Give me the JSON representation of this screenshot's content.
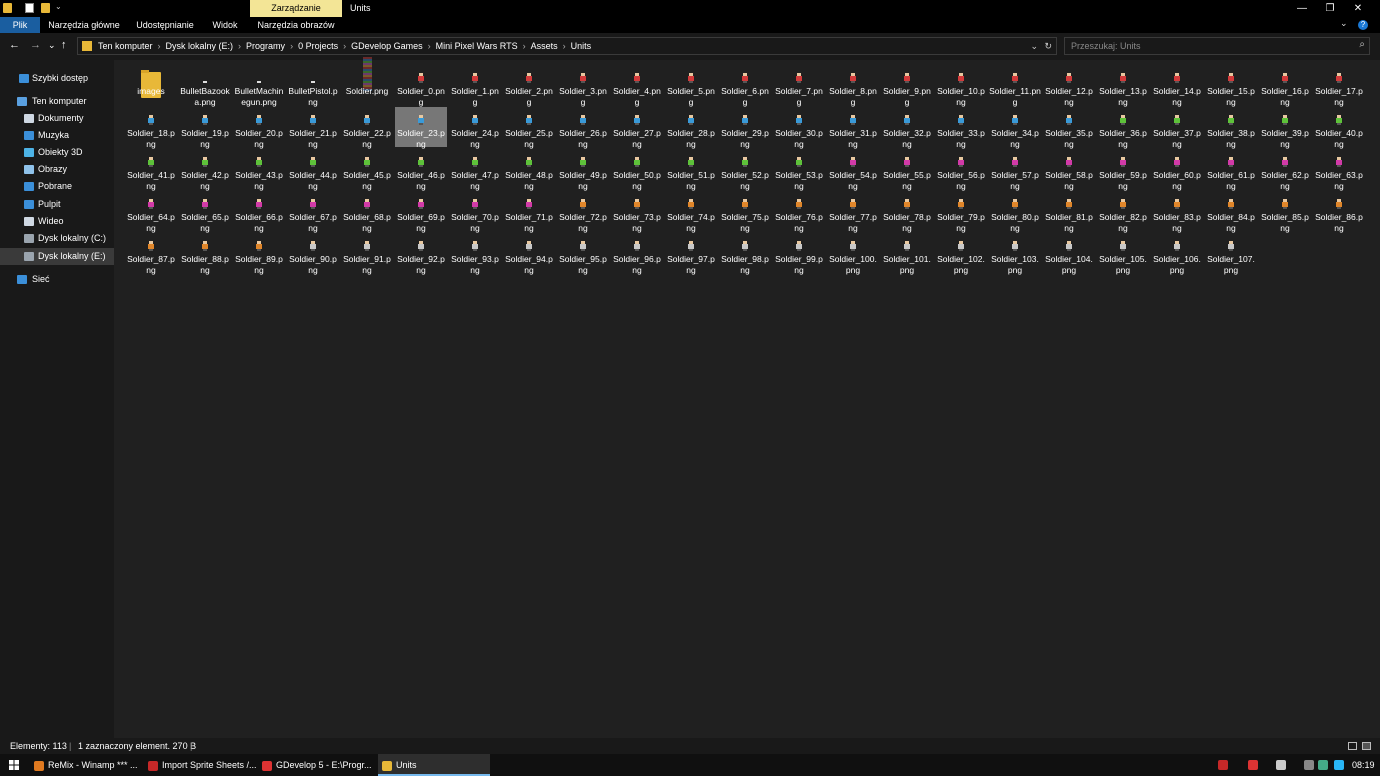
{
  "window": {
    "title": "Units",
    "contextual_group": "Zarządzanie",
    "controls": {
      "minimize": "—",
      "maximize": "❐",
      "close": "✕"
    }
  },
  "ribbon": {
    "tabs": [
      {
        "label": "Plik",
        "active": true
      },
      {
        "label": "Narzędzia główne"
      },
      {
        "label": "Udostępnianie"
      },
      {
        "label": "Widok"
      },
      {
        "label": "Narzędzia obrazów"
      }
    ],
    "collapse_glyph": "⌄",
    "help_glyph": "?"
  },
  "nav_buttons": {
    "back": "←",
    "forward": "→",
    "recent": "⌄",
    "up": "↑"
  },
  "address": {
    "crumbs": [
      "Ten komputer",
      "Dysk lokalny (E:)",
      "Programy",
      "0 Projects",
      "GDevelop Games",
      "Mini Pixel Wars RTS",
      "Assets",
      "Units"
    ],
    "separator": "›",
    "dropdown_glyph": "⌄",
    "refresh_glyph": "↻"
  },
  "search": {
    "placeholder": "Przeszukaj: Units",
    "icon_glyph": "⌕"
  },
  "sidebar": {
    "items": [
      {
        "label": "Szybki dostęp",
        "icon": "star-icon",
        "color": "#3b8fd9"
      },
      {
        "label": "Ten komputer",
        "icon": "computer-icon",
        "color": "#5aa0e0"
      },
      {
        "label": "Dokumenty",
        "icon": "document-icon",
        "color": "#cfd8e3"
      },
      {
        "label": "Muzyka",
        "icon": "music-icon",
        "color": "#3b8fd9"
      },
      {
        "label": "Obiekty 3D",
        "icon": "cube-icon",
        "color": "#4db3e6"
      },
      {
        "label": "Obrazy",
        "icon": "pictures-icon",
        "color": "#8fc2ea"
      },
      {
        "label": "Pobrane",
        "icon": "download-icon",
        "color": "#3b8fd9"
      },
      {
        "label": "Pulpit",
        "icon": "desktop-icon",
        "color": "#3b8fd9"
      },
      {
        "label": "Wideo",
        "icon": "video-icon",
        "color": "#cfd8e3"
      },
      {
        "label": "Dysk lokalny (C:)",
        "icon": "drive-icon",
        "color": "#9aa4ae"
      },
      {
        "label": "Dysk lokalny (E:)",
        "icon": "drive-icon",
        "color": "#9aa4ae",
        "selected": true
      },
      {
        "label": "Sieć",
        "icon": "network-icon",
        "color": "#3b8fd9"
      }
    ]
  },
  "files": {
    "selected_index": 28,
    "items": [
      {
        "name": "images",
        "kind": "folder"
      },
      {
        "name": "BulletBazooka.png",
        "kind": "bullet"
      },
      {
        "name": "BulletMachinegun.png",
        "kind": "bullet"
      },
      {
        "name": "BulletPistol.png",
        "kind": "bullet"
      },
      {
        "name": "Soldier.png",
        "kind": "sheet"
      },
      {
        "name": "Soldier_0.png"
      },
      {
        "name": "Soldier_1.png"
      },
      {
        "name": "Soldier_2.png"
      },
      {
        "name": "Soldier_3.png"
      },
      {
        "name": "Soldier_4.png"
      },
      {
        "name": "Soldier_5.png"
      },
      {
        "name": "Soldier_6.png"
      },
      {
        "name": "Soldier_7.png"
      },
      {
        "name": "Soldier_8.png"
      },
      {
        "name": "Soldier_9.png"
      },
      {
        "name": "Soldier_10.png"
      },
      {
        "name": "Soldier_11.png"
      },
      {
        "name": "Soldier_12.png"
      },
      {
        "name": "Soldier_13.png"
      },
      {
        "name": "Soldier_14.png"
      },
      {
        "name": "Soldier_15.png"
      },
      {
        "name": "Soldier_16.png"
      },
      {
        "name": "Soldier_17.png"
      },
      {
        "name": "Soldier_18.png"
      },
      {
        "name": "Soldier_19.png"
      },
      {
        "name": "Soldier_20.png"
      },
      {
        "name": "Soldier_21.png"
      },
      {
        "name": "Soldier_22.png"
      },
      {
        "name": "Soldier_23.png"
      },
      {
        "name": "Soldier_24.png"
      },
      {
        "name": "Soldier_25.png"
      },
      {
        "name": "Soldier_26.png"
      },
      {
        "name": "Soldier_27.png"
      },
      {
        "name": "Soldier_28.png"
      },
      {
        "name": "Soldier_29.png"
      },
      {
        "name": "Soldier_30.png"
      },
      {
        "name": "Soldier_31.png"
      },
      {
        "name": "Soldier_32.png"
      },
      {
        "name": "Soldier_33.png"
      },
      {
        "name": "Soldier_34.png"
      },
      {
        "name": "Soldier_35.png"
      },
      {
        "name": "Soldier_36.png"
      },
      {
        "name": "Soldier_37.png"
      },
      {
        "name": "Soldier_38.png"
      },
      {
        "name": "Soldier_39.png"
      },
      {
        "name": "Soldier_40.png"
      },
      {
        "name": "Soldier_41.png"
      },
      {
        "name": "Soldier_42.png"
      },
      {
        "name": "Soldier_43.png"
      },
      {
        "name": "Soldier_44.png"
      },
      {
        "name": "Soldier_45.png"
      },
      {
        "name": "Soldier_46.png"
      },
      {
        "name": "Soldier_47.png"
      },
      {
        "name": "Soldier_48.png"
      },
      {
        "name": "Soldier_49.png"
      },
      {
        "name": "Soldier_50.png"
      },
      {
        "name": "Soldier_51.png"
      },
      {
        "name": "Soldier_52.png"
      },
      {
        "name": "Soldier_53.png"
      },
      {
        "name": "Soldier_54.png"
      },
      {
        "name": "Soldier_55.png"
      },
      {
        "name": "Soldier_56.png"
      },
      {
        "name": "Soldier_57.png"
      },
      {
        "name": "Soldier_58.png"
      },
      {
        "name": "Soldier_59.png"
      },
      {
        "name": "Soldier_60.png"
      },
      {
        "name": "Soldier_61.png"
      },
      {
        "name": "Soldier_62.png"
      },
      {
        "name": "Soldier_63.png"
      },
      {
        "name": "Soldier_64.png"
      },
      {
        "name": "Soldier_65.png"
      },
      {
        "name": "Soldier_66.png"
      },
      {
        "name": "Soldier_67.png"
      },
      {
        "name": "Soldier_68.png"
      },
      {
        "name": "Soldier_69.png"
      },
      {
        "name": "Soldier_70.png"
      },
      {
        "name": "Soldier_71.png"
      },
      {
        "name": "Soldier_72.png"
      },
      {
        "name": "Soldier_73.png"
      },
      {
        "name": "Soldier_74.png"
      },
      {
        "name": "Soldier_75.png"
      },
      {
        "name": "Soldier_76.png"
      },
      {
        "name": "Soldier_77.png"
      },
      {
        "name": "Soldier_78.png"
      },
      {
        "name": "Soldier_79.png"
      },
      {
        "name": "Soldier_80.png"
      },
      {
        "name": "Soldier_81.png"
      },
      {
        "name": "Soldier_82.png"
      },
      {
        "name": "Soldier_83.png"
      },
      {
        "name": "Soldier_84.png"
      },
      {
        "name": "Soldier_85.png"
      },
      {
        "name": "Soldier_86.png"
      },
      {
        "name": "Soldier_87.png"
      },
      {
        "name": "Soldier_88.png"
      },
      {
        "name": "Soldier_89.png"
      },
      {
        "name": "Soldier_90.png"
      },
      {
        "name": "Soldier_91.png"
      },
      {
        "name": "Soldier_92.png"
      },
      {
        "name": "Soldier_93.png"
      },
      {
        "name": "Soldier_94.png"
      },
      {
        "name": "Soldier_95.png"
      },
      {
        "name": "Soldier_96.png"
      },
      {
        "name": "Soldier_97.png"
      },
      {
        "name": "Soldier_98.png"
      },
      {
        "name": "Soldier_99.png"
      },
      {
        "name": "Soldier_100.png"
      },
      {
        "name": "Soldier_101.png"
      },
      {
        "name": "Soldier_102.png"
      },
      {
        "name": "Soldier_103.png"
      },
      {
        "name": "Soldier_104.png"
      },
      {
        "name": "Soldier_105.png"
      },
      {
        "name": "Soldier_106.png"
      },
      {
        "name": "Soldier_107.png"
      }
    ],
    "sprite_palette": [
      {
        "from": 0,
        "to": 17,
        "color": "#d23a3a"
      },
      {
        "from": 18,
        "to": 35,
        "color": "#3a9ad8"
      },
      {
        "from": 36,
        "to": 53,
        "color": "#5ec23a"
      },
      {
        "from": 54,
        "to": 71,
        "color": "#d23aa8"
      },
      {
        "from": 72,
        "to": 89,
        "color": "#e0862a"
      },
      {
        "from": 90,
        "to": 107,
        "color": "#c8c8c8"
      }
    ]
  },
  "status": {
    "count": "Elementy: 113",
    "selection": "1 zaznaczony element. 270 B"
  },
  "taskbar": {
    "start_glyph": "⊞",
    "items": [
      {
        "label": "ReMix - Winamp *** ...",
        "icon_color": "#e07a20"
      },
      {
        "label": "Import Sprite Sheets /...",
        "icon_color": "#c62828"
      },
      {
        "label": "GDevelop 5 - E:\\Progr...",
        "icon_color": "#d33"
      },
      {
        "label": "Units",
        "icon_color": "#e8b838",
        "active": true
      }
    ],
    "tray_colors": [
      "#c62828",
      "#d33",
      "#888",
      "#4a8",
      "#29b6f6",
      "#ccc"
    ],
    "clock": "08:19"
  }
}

※ ※ ※

(WORK INSTRUCTIONS): Show every line from the entries above in which "Units" appears.

(TASK OUTPUT):
    "title": "Units",
      "Units"
    "placeholder": "Przeszukaj: Units",
        "label": "Units",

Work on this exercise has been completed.